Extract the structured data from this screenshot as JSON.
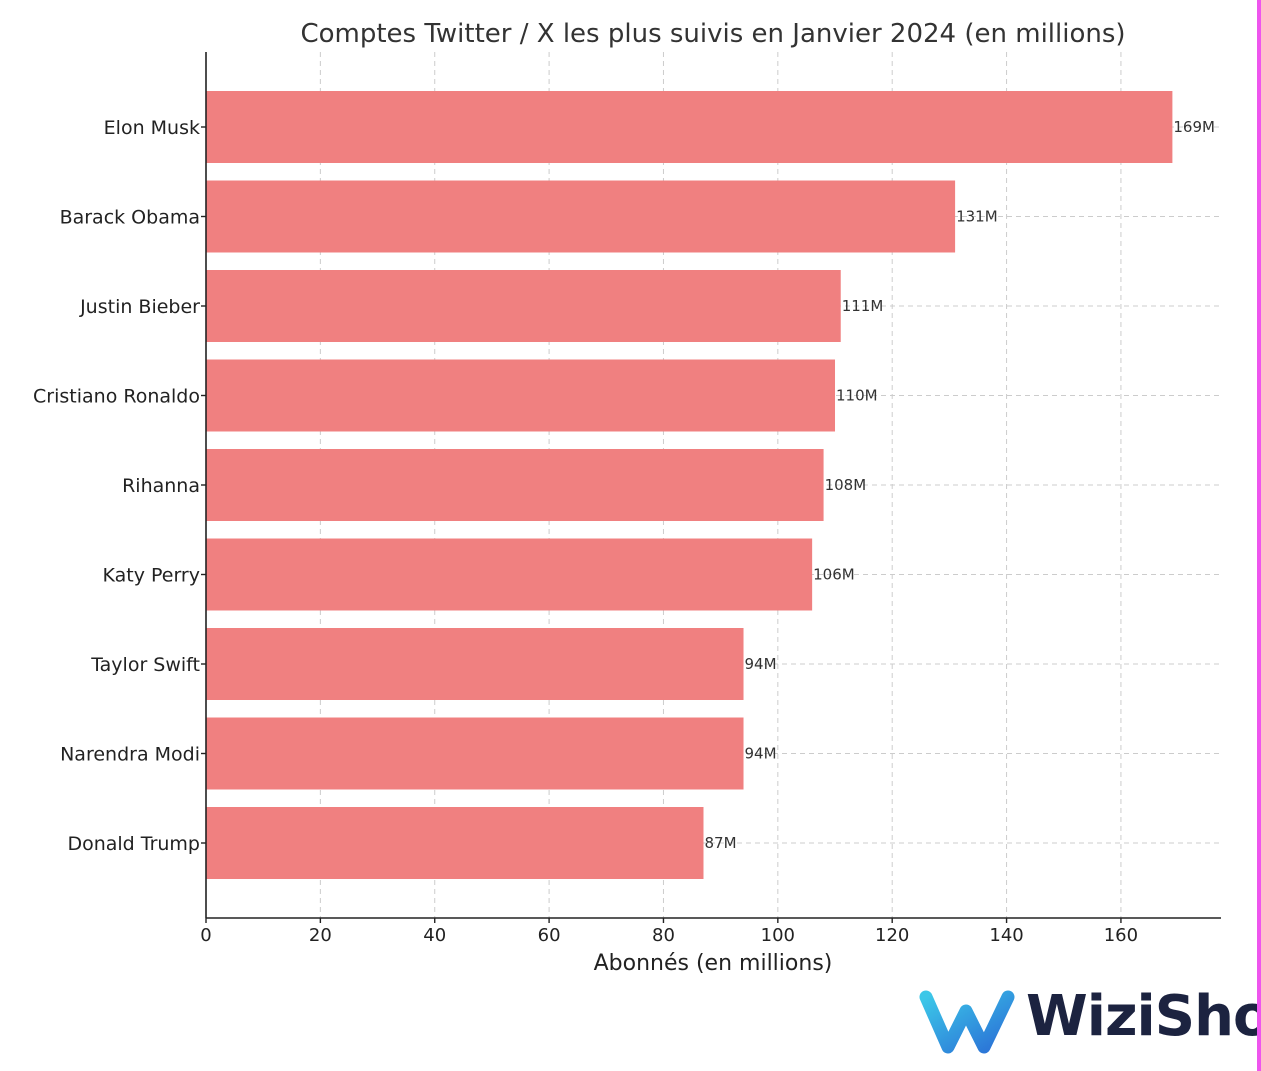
{
  "chart_data": {
    "type": "bar",
    "orientation": "horizontal",
    "title": "Comptes Twitter / X les plus suivis en Janvier 2024 (en millions)",
    "xlabel": "Abonnés (en millions)",
    "ylabel": "",
    "categories": [
      "Elon Musk",
      "Barack Obama",
      "Justin Bieber",
      "Cristiano Ronaldo",
      "Rihanna",
      "Katy Perry",
      "Taylor Swift",
      "Narendra Modi",
      "Donald Trump"
    ],
    "values": [
      169,
      131,
      111,
      110,
      108,
      106,
      94,
      94,
      87
    ],
    "value_labels": [
      "169M",
      "131M",
      "111M",
      "110M",
      "108M",
      "106M",
      "94M",
      "94M",
      "87M"
    ],
    "xlim": [
      0,
      177.5
    ],
    "xticks": [
      0,
      20,
      40,
      60,
      80,
      100,
      120,
      140,
      160
    ],
    "grid": true,
    "bar_color": "#f08080"
  },
  "logo": {
    "text": "WiziShop",
    "icon": "wizishop-w-logo-icon",
    "text_color": "#1c2340",
    "icon_color_start": "#3cc7e8",
    "icon_color_end": "#2a6fd6"
  },
  "frame": {
    "edge_color": "#ee55ee"
  }
}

● ● ● ●

What this task involves →
Collect each line holding the string "millions".

Problem solution →
    "title": "Comptes Twitter / X les plus suivis en Janvier 2024 (en millions)",
    "xlabel": "Abonnés (en millions)",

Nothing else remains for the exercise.